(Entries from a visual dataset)
====
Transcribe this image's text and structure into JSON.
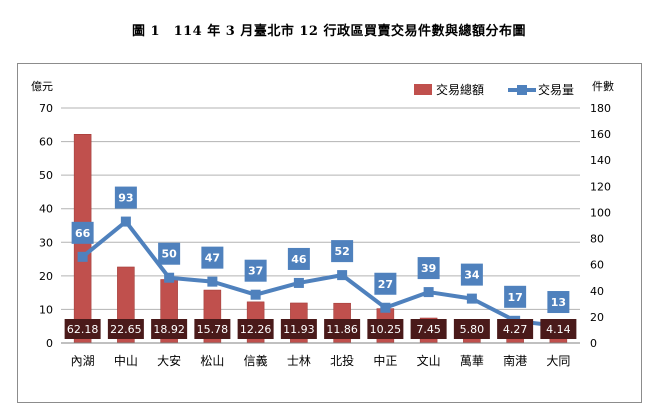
{
  "figure": {
    "title": "圖 1　114 年 3 月臺北市 12 行政區買賣交易件數與總額分布圖"
  },
  "colors": {
    "bar": "#c0504d",
    "bar_edge": "#9b3431",
    "line": "#4f81bd",
    "marker": "#4f81bd",
    "count_label_bg": "#4f81bd",
    "value_label_bg": "#4a1a1a",
    "gridline": "#b3b3b3"
  },
  "chart_data": {
    "type": "bar",
    "title": "",
    "categories": [
      "內湖",
      "中山",
      "大安",
      "松山",
      "信義",
      "士林",
      "北投",
      "中正",
      "文山",
      "萬華",
      "南港",
      "大同"
    ],
    "series": [
      {
        "name": "交易總額",
        "type": "bar",
        "axis": "left",
        "values": [
          62.18,
          22.65,
          18.92,
          15.78,
          12.26,
          11.93,
          11.86,
          10.25,
          7.45,
          5.8,
          4.27,
          4.14
        ],
        "labels": [
          "62.18",
          "22.65",
          "18.92",
          "15.78",
          "12.26",
          "11.93",
          "11.86",
          "10.25",
          "7.45",
          "5.80",
          "4.27",
          "4.14"
        ]
      },
      {
        "name": "交易量",
        "type": "line",
        "axis": "right",
        "values": [
          66,
          93,
          50,
          47,
          37,
          46,
          52,
          27,
          39,
          34,
          17,
          13
        ],
        "labels": [
          "66",
          "93",
          "50",
          "47",
          "37",
          "46",
          "52",
          "27",
          "39",
          "34",
          "17",
          "13"
        ]
      }
    ],
    "ylabel": "億元",
    "y2label": "件數",
    "ylim": [
      0,
      70
    ],
    "y2lim": [
      0,
      180
    ],
    "yticks": [
      "0",
      "10",
      "20",
      "30",
      "40",
      "50",
      "60",
      "70"
    ],
    "y2ticks": [
      "0",
      "20",
      "40",
      "60",
      "80",
      "100",
      "120",
      "140",
      "160",
      "180"
    ],
    "grid": true,
    "legend_position": "top-right"
  }
}
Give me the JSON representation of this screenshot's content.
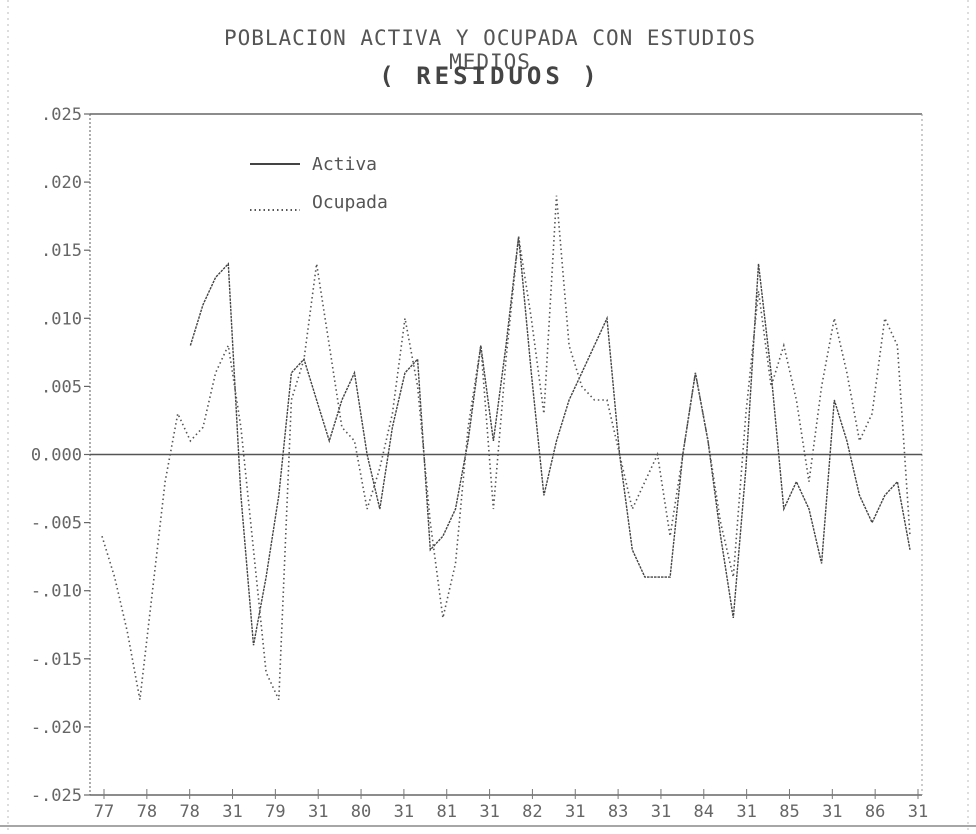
{
  "chart_data": {
    "type": "line",
    "title": "POBLACION ACTIVA Y OCUPADA CON ESTUDIOS MEDIOS",
    "subtitle": "( RESIDUOS )",
    "xlabel": "",
    "ylabel": "",
    "ylim": [
      -0.025,
      0.025
    ],
    "y_ticks": [
      ".025",
      ".020",
      ".015",
      ".010",
      ".005",
      "0.000",
      "-.005",
      "-.010",
      "-.015",
      "-.020",
      "-.025"
    ],
    "y_tick_values": [
      0.025,
      0.02,
      0.015,
      0.01,
      0.005,
      0.0,
      -0.005,
      -0.01,
      -0.015,
      -0.02,
      -0.025
    ],
    "x_tick_labels": [
      "77",
      "78",
      "78",
      "31",
      "79",
      "31",
      "80",
      "31",
      "81",
      "31",
      "82",
      "31",
      "83",
      "31",
      "84",
      "31",
      "85",
      "31",
      "86",
      "31"
    ],
    "n_points": 65,
    "legend": {
      "placement": "top-left",
      "entries": [
        "Activa",
        "Ocupada"
      ]
    },
    "series": [
      {
        "name": "Activa",
        "style": "solid",
        "color": "#444444",
        "values": [
          null,
          null,
          null,
          null,
          null,
          null,
          null,
          0.008,
          0.011,
          0.013,
          0.014,
          -0.003,
          -0.014,
          -0.009,
          -0.003,
          0.006,
          0.007,
          0.004,
          0.001,
          0.004,
          0.006,
          0.0,
          -0.004,
          0.002,
          0.006,
          0.007,
          -0.007,
          -0.006,
          -0.004,
          0.001,
          0.008,
          0.001,
          0.008,
          0.016,
          0.006,
          -0.003,
          0.001,
          0.004,
          0.006,
          0.008,
          0.01,
          0.0,
          -0.007,
          -0.009,
          -0.009,
          -0.009,
          0.0,
          0.006,
          0.001,
          -0.006,
          -0.012,
          -0.001,
          0.014,
          0.006,
          -0.004,
          -0.002,
          -0.004,
          -0.008,
          0.004,
          0.001,
          -0.003,
          -0.005,
          -0.003,
          -0.002,
          -0.007
        ]
      },
      {
        "name": "Ocupada",
        "style": "dotted",
        "color": "#555555",
        "values": [
          -0.006,
          -0.009,
          -0.013,
          -0.018,
          -0.01,
          -0.002,
          0.003,
          0.001,
          0.002,
          0.006,
          0.008,
          0.002,
          -0.007,
          -0.016,
          -0.018,
          0.004,
          0.007,
          0.014,
          0.008,
          0.002,
          0.001,
          -0.004,
          -0.001,
          0.003,
          0.01,
          0.005,
          -0.005,
          -0.012,
          -0.008,
          0.002,
          0.008,
          -0.004,
          0.007,
          0.016,
          0.01,
          0.003,
          0.019,
          0.008,
          0.005,
          0.004,
          0.004,
          0.0,
          -0.004,
          -0.002,
          0.0,
          -0.006,
          0.0,
          0.006,
          0.001,
          -0.005,
          -0.009,
          0.003,
          0.012,
          0.005,
          0.008,
          0.004,
          -0.002,
          0.005,
          0.01,
          0.006,
          0.001,
          0.003,
          0.01,
          0.008,
          -0.006
        ]
      }
    ]
  }
}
====
:: Task goal ::
Report every line containing the word "right" from the listing above.

:: The result ::
        "axis": "right",
    "legend_position": "top-right"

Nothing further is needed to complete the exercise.